=== DATA LISTING ===

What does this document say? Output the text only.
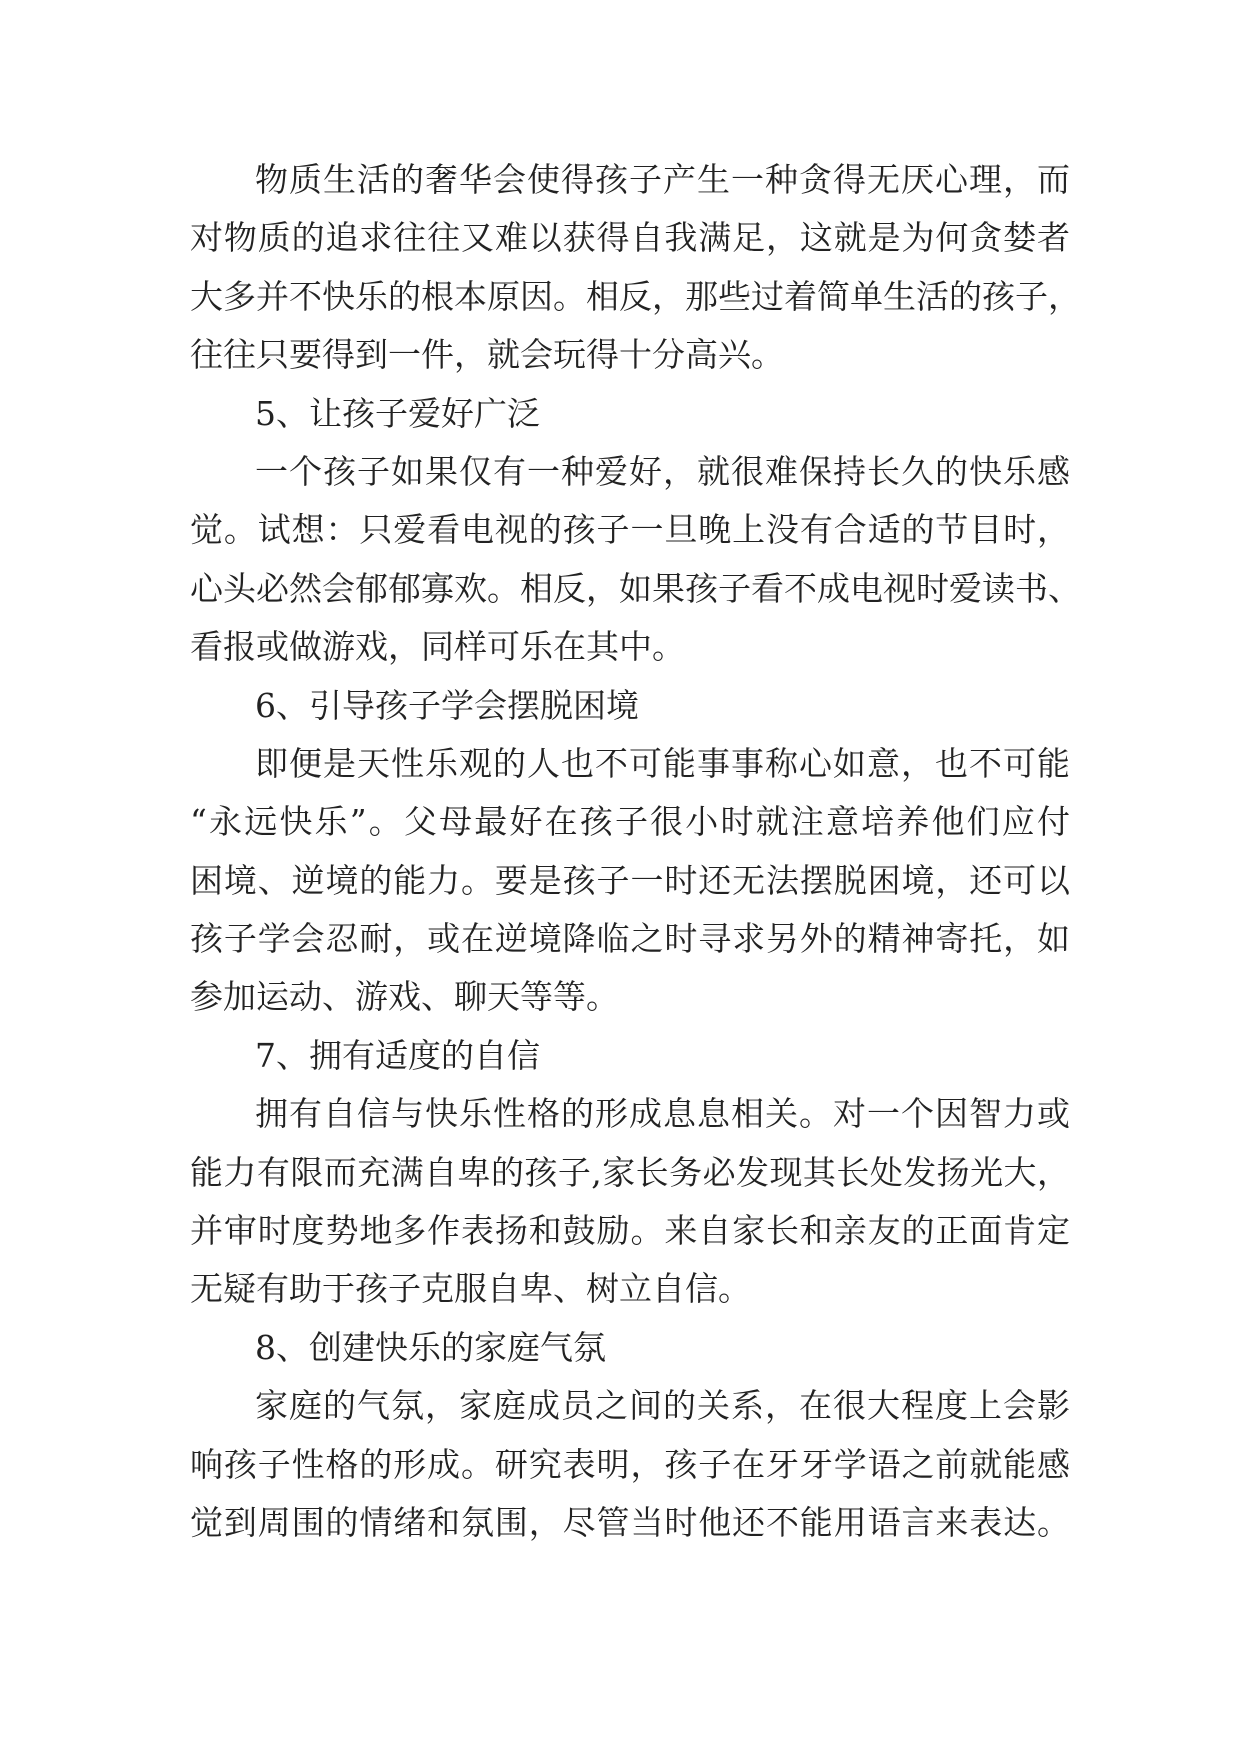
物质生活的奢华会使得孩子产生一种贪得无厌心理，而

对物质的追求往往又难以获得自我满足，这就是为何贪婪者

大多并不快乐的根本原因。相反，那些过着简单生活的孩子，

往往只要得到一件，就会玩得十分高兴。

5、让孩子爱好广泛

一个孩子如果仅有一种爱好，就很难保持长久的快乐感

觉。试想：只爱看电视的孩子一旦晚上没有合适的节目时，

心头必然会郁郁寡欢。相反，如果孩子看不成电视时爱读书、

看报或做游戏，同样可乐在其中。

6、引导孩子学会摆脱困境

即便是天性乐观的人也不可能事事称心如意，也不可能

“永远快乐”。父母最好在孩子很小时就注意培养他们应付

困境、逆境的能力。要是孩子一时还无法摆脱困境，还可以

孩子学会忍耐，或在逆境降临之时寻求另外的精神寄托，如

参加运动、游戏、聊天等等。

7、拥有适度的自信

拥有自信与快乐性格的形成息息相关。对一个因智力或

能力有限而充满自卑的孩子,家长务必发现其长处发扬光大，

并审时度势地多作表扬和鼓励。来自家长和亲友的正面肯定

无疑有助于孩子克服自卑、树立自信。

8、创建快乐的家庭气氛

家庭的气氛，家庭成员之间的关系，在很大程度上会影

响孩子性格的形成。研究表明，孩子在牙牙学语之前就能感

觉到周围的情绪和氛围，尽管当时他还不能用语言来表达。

===
=== DATA LISTING ===

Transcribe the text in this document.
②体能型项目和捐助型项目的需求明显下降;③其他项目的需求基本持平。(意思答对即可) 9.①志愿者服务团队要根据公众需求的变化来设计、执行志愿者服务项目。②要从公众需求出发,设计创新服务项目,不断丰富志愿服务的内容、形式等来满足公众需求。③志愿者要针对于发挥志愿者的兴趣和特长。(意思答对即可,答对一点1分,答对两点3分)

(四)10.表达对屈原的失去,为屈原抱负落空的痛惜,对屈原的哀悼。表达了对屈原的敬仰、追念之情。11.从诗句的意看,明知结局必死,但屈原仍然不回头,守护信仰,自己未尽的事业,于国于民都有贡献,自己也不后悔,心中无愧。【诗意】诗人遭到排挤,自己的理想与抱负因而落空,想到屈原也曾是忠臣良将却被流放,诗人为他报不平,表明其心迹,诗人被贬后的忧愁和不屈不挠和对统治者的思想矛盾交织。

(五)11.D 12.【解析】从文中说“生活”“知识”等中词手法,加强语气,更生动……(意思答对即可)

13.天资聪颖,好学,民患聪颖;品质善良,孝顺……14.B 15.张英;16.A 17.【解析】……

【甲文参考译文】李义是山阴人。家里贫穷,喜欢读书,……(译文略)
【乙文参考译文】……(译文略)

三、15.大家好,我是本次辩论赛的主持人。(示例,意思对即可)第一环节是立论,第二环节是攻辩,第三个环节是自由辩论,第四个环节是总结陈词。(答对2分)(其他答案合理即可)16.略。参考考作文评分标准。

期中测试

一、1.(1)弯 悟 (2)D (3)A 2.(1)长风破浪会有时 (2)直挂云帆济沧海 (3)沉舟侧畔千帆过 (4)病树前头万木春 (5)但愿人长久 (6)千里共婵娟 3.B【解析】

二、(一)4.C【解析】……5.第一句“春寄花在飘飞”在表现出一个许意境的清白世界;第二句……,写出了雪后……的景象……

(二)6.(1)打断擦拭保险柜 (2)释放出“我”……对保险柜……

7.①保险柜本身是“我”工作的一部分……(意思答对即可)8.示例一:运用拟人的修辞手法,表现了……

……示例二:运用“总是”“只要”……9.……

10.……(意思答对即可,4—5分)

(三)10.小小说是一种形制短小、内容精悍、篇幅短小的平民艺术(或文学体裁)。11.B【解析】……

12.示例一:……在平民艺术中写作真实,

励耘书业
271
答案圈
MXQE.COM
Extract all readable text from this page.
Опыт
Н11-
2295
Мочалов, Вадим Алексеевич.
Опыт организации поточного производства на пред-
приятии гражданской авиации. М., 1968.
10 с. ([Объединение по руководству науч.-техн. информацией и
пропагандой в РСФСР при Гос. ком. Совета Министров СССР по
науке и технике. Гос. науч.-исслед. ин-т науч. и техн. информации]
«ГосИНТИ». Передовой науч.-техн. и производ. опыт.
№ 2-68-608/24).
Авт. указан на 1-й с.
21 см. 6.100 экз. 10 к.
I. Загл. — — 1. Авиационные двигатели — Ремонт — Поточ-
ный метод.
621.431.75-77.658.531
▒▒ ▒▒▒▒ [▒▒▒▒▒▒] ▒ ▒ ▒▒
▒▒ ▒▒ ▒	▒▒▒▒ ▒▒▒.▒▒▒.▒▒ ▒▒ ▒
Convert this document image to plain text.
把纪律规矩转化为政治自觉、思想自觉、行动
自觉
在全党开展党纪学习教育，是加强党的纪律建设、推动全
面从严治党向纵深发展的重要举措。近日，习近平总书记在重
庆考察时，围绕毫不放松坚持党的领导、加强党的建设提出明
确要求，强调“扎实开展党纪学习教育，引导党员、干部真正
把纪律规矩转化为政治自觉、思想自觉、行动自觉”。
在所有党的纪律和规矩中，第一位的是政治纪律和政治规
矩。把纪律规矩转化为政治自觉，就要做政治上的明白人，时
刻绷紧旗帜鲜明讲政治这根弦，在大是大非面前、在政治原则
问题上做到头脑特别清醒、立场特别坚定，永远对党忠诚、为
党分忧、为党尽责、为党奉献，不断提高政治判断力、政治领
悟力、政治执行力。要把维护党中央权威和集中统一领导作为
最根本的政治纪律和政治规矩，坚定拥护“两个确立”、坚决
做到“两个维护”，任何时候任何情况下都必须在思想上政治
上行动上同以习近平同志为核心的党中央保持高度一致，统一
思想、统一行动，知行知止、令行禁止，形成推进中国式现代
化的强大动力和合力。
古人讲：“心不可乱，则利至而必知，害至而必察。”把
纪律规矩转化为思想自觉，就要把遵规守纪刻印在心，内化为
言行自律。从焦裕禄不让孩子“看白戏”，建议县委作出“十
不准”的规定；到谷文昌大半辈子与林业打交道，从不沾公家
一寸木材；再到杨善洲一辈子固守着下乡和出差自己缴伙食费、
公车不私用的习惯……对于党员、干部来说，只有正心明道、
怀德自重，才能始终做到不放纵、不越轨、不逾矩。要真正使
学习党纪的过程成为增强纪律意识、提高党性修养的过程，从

===

# [PROBLEM DETAILS]
Write out every line of the listing that holds the word "text".

# [FULL OUTPUT]
What does this document say? Output the text only.
Transcribe the text in this document.
Extract all readable text from this page.
Convert this document image to plain text.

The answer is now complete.